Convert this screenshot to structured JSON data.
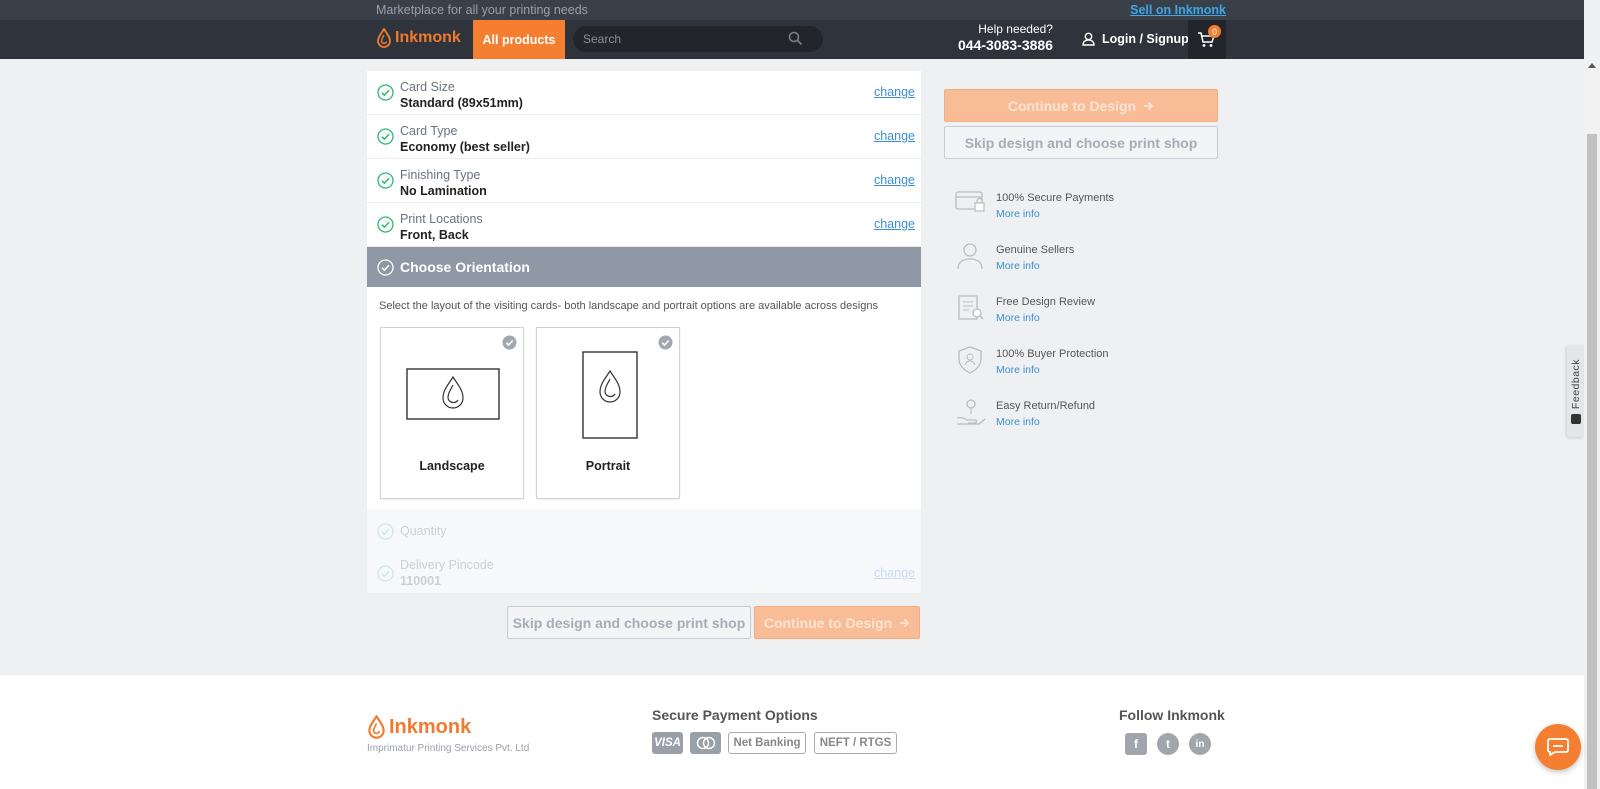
{
  "topbar": {
    "tagline": "Marketplace for all your printing needs",
    "sell_link": "Sell on Inkmonk"
  },
  "header": {
    "logo_text": "Inkmonk",
    "all_products": "All products",
    "search_placeholder": "Search",
    "help_question": "Help needed?",
    "help_phone": "044-3083-3886",
    "login_label": "Login / Signup",
    "cart_count": "0"
  },
  "config": {
    "rows": [
      {
        "label": "Card Size",
        "value": "Standard (89x51mm)",
        "action": "change"
      },
      {
        "label": "Card Type",
        "value": "Economy (best seller)",
        "action": "change"
      },
      {
        "label": "Finishing Type",
        "value": "No Lamination",
        "action": "change"
      },
      {
        "label": "Print Locations",
        "value": "Front, Back",
        "action": "change"
      }
    ],
    "orientation": {
      "title": "Choose Orientation",
      "description": "Select the layout of the visiting cards- both landscape and portrait options are available across designs",
      "options": [
        {
          "label": "Landscape"
        },
        {
          "label": "Portrait"
        }
      ]
    },
    "quantity_label": "Quantity",
    "pincode": {
      "label": "Delivery Pincode",
      "value": "110001",
      "action": "change"
    }
  },
  "actions": {
    "skip": "Skip design and choose print shop",
    "continue": "Continue to Design"
  },
  "features": [
    {
      "title": "100% Secure Payments",
      "link": "More info",
      "icon": "card-lock-icon"
    },
    {
      "title": "Genuine Sellers",
      "link": "More info",
      "icon": "person-icon"
    },
    {
      "title": "Free Design Review",
      "link": "More info",
      "icon": "document-review-icon"
    },
    {
      "title": "100% Buyer Protection",
      "link": "More info",
      "icon": "shield-icon"
    },
    {
      "title": "Easy Return/Refund",
      "link": "More info",
      "icon": "hand-refund-icon"
    }
  ],
  "feedback_label": "Feedback",
  "footer": {
    "logo_text": "Inkmonk",
    "company": "Imprimatur Printing Services Pvt. Ltd",
    "payment_title": "Secure Payment Options",
    "payments": [
      "VISA",
      "Net Banking",
      "NEFT / RTGS"
    ],
    "follow_title": "Follow Inkmonk",
    "social": [
      "f",
      "t",
      "in"
    ]
  },
  "colors": {
    "accent": "#f57f31",
    "header": "#2f343c",
    "link": "#3b8fd6"
  }
}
┄┄┄┄┄┄┄┄┄┄┄┄┄┄┄┄┄┄┄┄
[What needs to be done] Look through the data and show every line containing "value".

[The solution]
        "value": "Standard (89x51mm)",
        "value": "Economy (best seller)",
        "value": "No Lamination",
        "value": "Front, Back",
      "value": "110001",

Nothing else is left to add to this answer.